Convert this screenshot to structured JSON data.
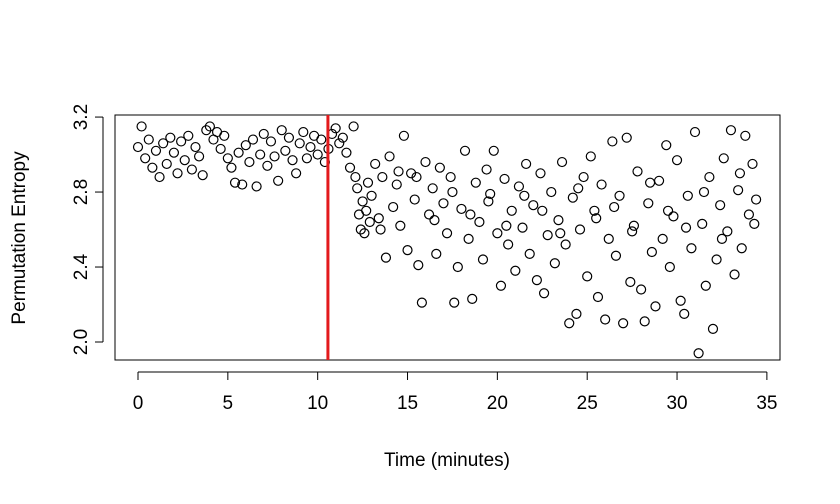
{
  "chart_data": {
    "type": "scatter",
    "xlabel": "Time (minutes)",
    "ylabel": "Permutation Entropy",
    "xlim": [
      -1.28,
      35.73
    ],
    "ylim": [
      1.904,
      3.211
    ],
    "xticks": [
      0,
      5,
      10,
      15,
      20,
      25,
      30,
      35
    ],
    "yticks": [
      {
        "value": 2.0,
        "label": "2.0"
      },
      2.4,
      2.8,
      3.2
    ],
    "color": "#000000",
    "vline": 10.57,
    "vline_color": "#e31a1c",
    "grid": false,
    "x": [
      0.0,
      0.2,
      0.4,
      0.6,
      0.8,
      1.0,
      1.2,
      1.4,
      1.6,
      1.8,
      2.0,
      2.2,
      2.4,
      2.6,
      2.8,
      3.0,
      3.2,
      3.4,
      3.6,
      3.8,
      4.0,
      4.2,
      4.4,
      4.6,
      4.8,
      5.0,
      5.2,
      5.4,
      5.6,
      5.8,
      6.0,
      6.2,
      6.4,
      6.6,
      6.8,
      7.0,
      7.2,
      7.4,
      7.6,
      7.8,
      8.0,
      8.2,
      8.4,
      8.6,
      8.8,
      9.0,
      9.2,
      9.4,
      9.6,
      9.8,
      10.0,
      10.2,
      10.4,
      10.6,
      10.8,
      11.0,
      11.2,
      11.4,
      11.6,
      11.8,
      12.0,
      12.1,
      12.2,
      12.3,
      12.4,
      12.5,
      12.6,
      12.7,
      12.8,
      12.9,
      13.0,
      13.2,
      13.4,
      13.6,
      13.8,
      14.0,
      14.2,
      14.4,
      14.6,
      14.8,
      15.0,
      15.2,
      15.4,
      15.6,
      15.8,
      16.0,
      16.2,
      16.4,
      16.6,
      16.8,
      17.0,
      17.2,
      17.4,
      17.6,
      17.8,
      18.0,
      18.2,
      18.4,
      18.6,
      18.8,
      19.0,
      19.2,
      19.4,
      19.6,
      19.8,
      20.0,
      20.2,
      20.4,
      20.6,
      20.8,
      21.0,
      21.2,
      21.4,
      21.6,
      21.8,
      22.0,
      22.2,
      22.4,
      22.6,
      22.8,
      23.0,
      23.2,
      23.4,
      23.6,
      23.8,
      24.0,
      24.2,
      24.4,
      24.6,
      24.8,
      25.0,
      25.2,
      25.4,
      25.6,
      25.8,
      26.0,
      26.2,
      26.4,
      26.6,
      26.8,
      27.0,
      27.2,
      27.4,
      27.6,
      27.8,
      28.0,
      28.2,
      28.4,
      28.6,
      28.8,
      29.0,
      29.2,
      29.4,
      29.6,
      29.8,
      30.0,
      30.2,
      30.4,
      30.6,
      30.8,
      31.0,
      31.2,
      31.4,
      31.6,
      31.8,
      32.0,
      32.2,
      32.4,
      32.6,
      32.8,
      33.0,
      33.2,
      33.4,
      33.6,
      33.8,
      34.0,
      34.2,
      34.4,
      13.5,
      14.5,
      15.5,
      16.5,
      17.5,
      18.5,
      19.5,
      20.5,
      21.5,
      22.5,
      23.5,
      24.5,
      25.5,
      26.5,
      27.5,
      28.5,
      29.5,
      30.5,
      31.5,
      32.5,
      33.5,
      34.3
    ],
    "values": [
      3.04,
      3.15,
      2.98,
      3.08,
      2.93,
      3.02,
      2.88,
      3.06,
      2.95,
      3.09,
      3.01,
      2.9,
      3.07,
      2.97,
      3.1,
      2.92,
      3.04,
      2.99,
      2.89,
      3.13,
      3.15,
      3.08,
      3.12,
      3.03,
      3.1,
      2.98,
      2.93,
      2.85,
      3.01,
      2.84,
      3.05,
      2.96,
      3.08,
      2.83,
      3.0,
      3.11,
      2.94,
      3.07,
      2.99,
      2.86,
      3.13,
      3.02,
      3.09,
      2.97,
      2.9,
      3.06,
      3.12,
      2.98,
      3.04,
      3.1,
      3.0,
      3.08,
      2.96,
      3.03,
      3.11,
      3.14,
      3.06,
      3.09,
      3.01,
      2.93,
      3.15,
      2.88,
      2.82,
      2.68,
      2.6,
      2.75,
      2.58,
      2.7,
      2.85,
      2.64,
      2.78,
      2.95,
      2.66,
      2.88,
      2.45,
      2.99,
      2.72,
      2.84,
      2.62,
      3.1,
      2.49,
      2.9,
      2.76,
      2.41,
      2.21,
      2.96,
      2.68,
      2.82,
      2.47,
      2.93,
      2.74,
      2.58,
      2.88,
      2.21,
      2.4,
      2.71,
      3.02,
      2.55,
      2.23,
      2.85,
      2.64,
      2.44,
      2.92,
      2.79,
      3.02,
      2.58,
      2.3,
      2.87,
      2.52,
      2.7,
      2.38,
      2.83,
      2.61,
      2.95,
      2.47,
      2.73,
      2.33,
      2.9,
      2.26,
      2.57,
      2.8,
      2.42,
      2.65,
      2.96,
      2.52,
      2.1,
      2.77,
      2.15,
      2.6,
      2.88,
      2.35,
      2.99,
      2.7,
      2.24,
      2.84,
      2.12,
      2.55,
      3.07,
      2.46,
      2.78,
      2.1,
      3.09,
      2.32,
      2.62,
      2.91,
      2.28,
      2.11,
      2.74,
      2.48,
      2.19,
      2.86,
      2.55,
      3.05,
      2.4,
      2.67,
      2.97,
      2.22,
      2.15,
      2.78,
      2.5,
      3.12,
      1.94,
      2.63,
      2.3,
      2.88,
      2.07,
      2.44,
      2.73,
      2.98,
      2.59,
      3.13,
      2.36,
      2.81,
      2.5,
      3.1,
      2.68,
      2.95,
      2.76,
      2.6,
      2.91,
      2.88,
      2.65,
      2.8,
      2.68,
      2.75,
      2.62,
      2.78,
      2.7,
      2.58,
      2.82,
      2.66,
      2.72,
      2.59,
      2.85,
      2.7,
      2.61,
      2.8,
      2.55,
      2.9,
      2.63
    ]
  }
}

=== EXERCISE DIRECTIONS ===
Reproduce the entries above exactly. Do not include the images.

=== RESPONSE TO THIS TASK ===
Convert this screenshot to structured JSON data.
{
  "chart_data": {
    "type": "scatter",
    "xlabel": "Time (minutes)",
    "ylabel": "Permutation Entropy",
    "xlim": [
      -1.28,
      35.73
    ],
    "ylim": [
      1.904,
      3.211
    ],
    "xticks": [
      0,
      5,
      10,
      15,
      20,
      25,
      30,
      35
    ],
    "yticks": [
      {
        "value": 2.0,
        "label": "2.0"
      },
      2.4,
      2.8,
      3.2
    ],
    "color": "#000000",
    "vline": 10.57,
    "vline_color": "#e31a1c",
    "grid": false,
    "x": [
      0.0,
      0.2,
      0.4,
      0.6,
      0.8,
      1.0,
      1.2,
      1.4,
      1.6,
      1.8,
      2.0,
      2.2,
      2.4,
      2.6,
      2.8,
      3.0,
      3.2,
      3.4,
      3.6,
      3.8,
      4.0,
      4.2,
      4.4,
      4.6,
      4.8,
      5.0,
      5.2,
      5.4,
      5.6,
      5.8,
      6.0,
      6.2,
      6.4,
      6.6,
      6.8,
      7.0,
      7.2,
      7.4,
      7.6,
      7.8,
      8.0,
      8.2,
      8.4,
      8.6,
      8.8,
      9.0,
      9.2,
      9.4,
      9.6,
      9.8,
      10.0,
      10.2,
      10.4,
      10.6,
      10.8,
      11.0,
      11.2,
      11.4,
      11.6,
      11.8,
      12.0,
      12.1,
      12.2,
      12.3,
      12.4,
      12.5,
      12.6,
      12.7,
      12.8,
      12.9,
      13.0,
      13.2,
      13.4,
      13.6,
      13.8,
      14.0,
      14.2,
      14.4,
      14.6,
      14.8,
      15.0,
      15.2,
      15.4,
      15.6,
      15.8,
      16.0,
      16.2,
      16.4,
      16.6,
      16.8,
      17.0,
      17.2,
      17.4,
      17.6,
      17.8,
      18.0,
      18.2,
      18.4,
      18.6,
      18.8,
      19.0,
      19.2,
      19.4,
      19.6,
      19.8,
      20.0,
      20.2,
      20.4,
      20.6,
      20.8,
      21.0,
      21.2,
      21.4,
      21.6,
      21.8,
      22.0,
      22.2,
      22.4,
      22.6,
      22.8,
      23.0,
      23.2,
      23.4,
      23.6,
      23.8,
      24.0,
      24.2,
      24.4,
      24.6,
      24.8,
      25.0,
      25.2,
      25.4,
      25.6,
      25.8,
      26.0,
      26.2,
      26.4,
      26.6,
      26.8,
      27.0,
      27.2,
      27.4,
      27.6,
      27.8,
      28.0,
      28.2,
      28.4,
      28.6,
      28.8,
      29.0,
      29.2,
      29.4,
      29.6,
      29.8,
      30.0,
      30.2,
      30.4,
      30.6,
      30.8,
      31.0,
      31.2,
      31.4,
      31.6,
      31.8,
      32.0,
      32.2,
      32.4,
      32.6,
      32.8,
      33.0,
      33.2,
      33.4,
      33.6,
      33.8,
      34.0,
      34.2,
      34.4,
      13.5,
      14.5,
      15.5,
      16.5,
      17.5,
      18.5,
      19.5,
      20.5,
      21.5,
      22.5,
      23.5,
      24.5,
      25.5,
      26.5,
      27.5,
      28.5,
      29.5,
      30.5,
      31.5,
      32.5,
      33.5,
      34.3
    ],
    "values": [
      3.04,
      3.15,
      2.98,
      3.08,
      2.93,
      3.02,
      2.88,
      3.06,
      2.95,
      3.09,
      3.01,
      2.9,
      3.07,
      2.97,
      3.1,
      2.92,
      3.04,
      2.99,
      2.89,
      3.13,
      3.15,
      3.08,
      3.12,
      3.03,
      3.1,
      2.98,
      2.93,
      2.85,
      3.01,
      2.84,
      3.05,
      2.96,
      3.08,
      2.83,
      3.0,
      3.11,
      2.94,
      3.07,
      2.99,
      2.86,
      3.13,
      3.02,
      3.09,
      2.97,
      2.9,
      3.06,
      3.12,
      2.98,
      3.04,
      3.1,
      3.0,
      3.08,
      2.96,
      3.03,
      3.11,
      3.14,
      3.06,
      3.09,
      3.01,
      2.93,
      3.15,
      2.88,
      2.82,
      2.68,
      2.6,
      2.75,
      2.58,
      2.7,
      2.85,
      2.64,
      2.78,
      2.95,
      2.66,
      2.88,
      2.45,
      2.99,
      2.72,
      2.84,
      2.62,
      3.1,
      2.49,
      2.9,
      2.76,
      2.41,
      2.21,
      2.96,
      2.68,
      2.82,
      2.47,
      2.93,
      2.74,
      2.58,
      2.88,
      2.21,
      2.4,
      2.71,
      3.02,
      2.55,
      2.23,
      2.85,
      2.64,
      2.44,
      2.92,
      2.79,
      3.02,
      2.58,
      2.3,
      2.87,
      2.52,
      2.7,
      2.38,
      2.83,
      2.61,
      2.95,
      2.47,
      2.73,
      2.33,
      2.9,
      2.26,
      2.57,
      2.8,
      2.42,
      2.65,
      2.96,
      2.52,
      2.1,
      2.77,
      2.15,
      2.6,
      2.88,
      2.35,
      2.99,
      2.7,
      2.24,
      2.84,
      2.12,
      2.55,
      3.07,
      2.46,
      2.78,
      2.1,
      3.09,
      2.32,
      2.62,
      2.91,
      2.28,
      2.11,
      2.74,
      2.48,
      2.19,
      2.86,
      2.55,
      3.05,
      2.4,
      2.67,
      2.97,
      2.22,
      2.15,
      2.78,
      2.5,
      3.12,
      1.94,
      2.63,
      2.3,
      2.88,
      2.07,
      2.44,
      2.73,
      2.98,
      2.59,
      3.13,
      2.36,
      2.81,
      2.5,
      3.1,
      2.68,
      2.95,
      2.76,
      2.6,
      2.91,
      2.88,
      2.65,
      2.8,
      2.68,
      2.75,
      2.62,
      2.78,
      2.7,
      2.58,
      2.82,
      2.66,
      2.72,
      2.59,
      2.85,
      2.7,
      2.61,
      2.8,
      2.55,
      2.9,
      2.63
    ]
  }
}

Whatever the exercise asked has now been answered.